**WHAT TO PRODUCE:** Which lines contain the string "Update"? Please list every one of them.

☆ ☆ ☆

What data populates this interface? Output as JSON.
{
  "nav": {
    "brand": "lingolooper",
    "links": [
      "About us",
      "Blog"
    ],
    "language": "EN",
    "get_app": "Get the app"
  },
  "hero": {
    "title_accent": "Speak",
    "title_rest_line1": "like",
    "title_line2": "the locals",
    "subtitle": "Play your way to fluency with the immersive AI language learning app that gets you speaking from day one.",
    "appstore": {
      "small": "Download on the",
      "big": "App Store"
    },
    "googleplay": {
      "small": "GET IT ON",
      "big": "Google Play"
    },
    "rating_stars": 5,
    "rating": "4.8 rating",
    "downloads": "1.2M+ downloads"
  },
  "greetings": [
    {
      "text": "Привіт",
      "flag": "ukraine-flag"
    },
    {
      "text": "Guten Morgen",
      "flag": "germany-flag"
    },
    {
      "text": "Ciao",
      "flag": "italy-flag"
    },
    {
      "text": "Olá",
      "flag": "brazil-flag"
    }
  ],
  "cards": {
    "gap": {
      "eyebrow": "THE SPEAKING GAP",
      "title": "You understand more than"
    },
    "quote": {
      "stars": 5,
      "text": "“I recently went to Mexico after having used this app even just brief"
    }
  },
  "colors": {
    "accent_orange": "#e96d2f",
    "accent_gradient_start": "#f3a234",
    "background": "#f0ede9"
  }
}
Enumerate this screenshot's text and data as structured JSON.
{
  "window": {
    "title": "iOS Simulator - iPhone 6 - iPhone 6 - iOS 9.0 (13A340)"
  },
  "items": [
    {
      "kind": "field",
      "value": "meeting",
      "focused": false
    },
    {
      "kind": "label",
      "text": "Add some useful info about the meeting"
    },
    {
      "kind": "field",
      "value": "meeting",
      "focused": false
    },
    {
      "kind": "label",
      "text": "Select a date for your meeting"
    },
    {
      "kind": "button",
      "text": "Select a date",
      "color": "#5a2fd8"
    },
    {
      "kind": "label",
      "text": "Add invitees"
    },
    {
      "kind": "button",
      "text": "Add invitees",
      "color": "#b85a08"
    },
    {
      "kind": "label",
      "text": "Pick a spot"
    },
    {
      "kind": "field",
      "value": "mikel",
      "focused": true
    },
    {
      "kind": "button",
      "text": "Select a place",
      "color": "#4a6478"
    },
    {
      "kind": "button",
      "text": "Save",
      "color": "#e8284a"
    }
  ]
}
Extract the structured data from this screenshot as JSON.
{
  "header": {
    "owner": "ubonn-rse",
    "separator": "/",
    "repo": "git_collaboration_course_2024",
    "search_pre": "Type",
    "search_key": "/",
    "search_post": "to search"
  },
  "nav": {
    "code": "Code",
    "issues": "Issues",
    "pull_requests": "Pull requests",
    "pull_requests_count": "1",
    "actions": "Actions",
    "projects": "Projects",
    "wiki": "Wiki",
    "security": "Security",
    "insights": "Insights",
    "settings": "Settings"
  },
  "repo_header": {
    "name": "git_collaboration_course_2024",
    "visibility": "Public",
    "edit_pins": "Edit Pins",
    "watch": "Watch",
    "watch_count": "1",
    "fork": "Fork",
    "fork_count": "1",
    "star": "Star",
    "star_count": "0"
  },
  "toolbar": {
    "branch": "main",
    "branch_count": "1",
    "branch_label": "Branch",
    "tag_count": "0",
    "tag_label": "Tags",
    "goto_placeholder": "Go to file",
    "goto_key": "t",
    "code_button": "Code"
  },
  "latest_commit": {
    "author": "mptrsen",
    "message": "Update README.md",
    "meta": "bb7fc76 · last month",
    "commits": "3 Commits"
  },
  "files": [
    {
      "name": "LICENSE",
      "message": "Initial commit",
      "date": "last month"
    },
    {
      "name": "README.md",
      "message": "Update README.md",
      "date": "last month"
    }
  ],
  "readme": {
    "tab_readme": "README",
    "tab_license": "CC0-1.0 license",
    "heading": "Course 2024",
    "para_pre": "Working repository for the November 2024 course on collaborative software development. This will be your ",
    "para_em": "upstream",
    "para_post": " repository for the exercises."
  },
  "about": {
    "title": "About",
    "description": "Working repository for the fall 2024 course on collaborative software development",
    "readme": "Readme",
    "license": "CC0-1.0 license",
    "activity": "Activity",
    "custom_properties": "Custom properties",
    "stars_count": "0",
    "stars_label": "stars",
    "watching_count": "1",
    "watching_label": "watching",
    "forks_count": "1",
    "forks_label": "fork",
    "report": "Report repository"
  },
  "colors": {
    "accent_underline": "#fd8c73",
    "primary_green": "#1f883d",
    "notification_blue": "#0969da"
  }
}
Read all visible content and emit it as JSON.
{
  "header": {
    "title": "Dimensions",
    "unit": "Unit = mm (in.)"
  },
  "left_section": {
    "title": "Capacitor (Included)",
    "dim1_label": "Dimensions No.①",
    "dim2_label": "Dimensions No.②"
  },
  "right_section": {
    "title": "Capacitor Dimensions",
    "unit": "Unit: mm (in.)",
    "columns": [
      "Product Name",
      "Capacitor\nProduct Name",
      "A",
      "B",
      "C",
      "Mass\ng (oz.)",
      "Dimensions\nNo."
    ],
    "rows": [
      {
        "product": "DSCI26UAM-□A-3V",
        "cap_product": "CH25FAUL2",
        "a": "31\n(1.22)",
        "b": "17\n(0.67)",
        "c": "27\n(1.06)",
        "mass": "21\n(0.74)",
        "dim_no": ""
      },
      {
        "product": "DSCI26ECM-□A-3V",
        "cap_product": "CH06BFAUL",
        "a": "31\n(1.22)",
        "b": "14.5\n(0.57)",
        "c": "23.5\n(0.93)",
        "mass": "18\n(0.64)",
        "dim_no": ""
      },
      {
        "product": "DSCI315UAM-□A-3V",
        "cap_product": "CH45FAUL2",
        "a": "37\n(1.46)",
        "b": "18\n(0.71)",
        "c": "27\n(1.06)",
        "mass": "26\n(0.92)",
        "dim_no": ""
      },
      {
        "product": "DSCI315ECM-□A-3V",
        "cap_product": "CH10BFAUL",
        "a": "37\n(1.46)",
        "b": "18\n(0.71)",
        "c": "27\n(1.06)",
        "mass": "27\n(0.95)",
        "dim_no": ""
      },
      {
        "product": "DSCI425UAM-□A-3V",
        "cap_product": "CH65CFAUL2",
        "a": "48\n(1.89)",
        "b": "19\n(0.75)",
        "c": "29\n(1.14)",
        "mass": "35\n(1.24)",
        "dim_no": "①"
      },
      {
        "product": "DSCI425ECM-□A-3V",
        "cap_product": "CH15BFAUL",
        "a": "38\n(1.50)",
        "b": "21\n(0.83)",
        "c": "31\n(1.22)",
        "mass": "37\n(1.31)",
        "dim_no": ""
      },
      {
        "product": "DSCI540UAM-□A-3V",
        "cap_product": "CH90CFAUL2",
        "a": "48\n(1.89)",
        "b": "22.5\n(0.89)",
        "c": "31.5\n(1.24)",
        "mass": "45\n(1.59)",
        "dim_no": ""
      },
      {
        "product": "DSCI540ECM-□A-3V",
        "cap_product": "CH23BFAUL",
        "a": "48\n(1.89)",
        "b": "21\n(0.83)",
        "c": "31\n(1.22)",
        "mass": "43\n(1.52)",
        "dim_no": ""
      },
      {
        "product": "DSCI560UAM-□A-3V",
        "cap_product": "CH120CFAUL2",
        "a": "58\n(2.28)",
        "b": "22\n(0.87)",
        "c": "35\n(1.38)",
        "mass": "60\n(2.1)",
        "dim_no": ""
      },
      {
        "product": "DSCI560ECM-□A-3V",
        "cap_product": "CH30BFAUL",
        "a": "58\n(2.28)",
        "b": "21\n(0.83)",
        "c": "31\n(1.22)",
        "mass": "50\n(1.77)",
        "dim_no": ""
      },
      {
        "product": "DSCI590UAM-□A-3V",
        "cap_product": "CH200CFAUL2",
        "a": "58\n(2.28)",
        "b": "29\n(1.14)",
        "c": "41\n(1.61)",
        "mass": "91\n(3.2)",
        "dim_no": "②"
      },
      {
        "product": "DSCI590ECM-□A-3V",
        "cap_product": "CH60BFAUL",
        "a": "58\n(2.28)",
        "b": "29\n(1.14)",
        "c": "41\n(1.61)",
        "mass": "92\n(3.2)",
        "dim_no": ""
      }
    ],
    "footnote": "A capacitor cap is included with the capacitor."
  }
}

☆ ☆ ☆

**FINISHED TASK:**
    "message": "Update README.md",
      "message": "Update README.md",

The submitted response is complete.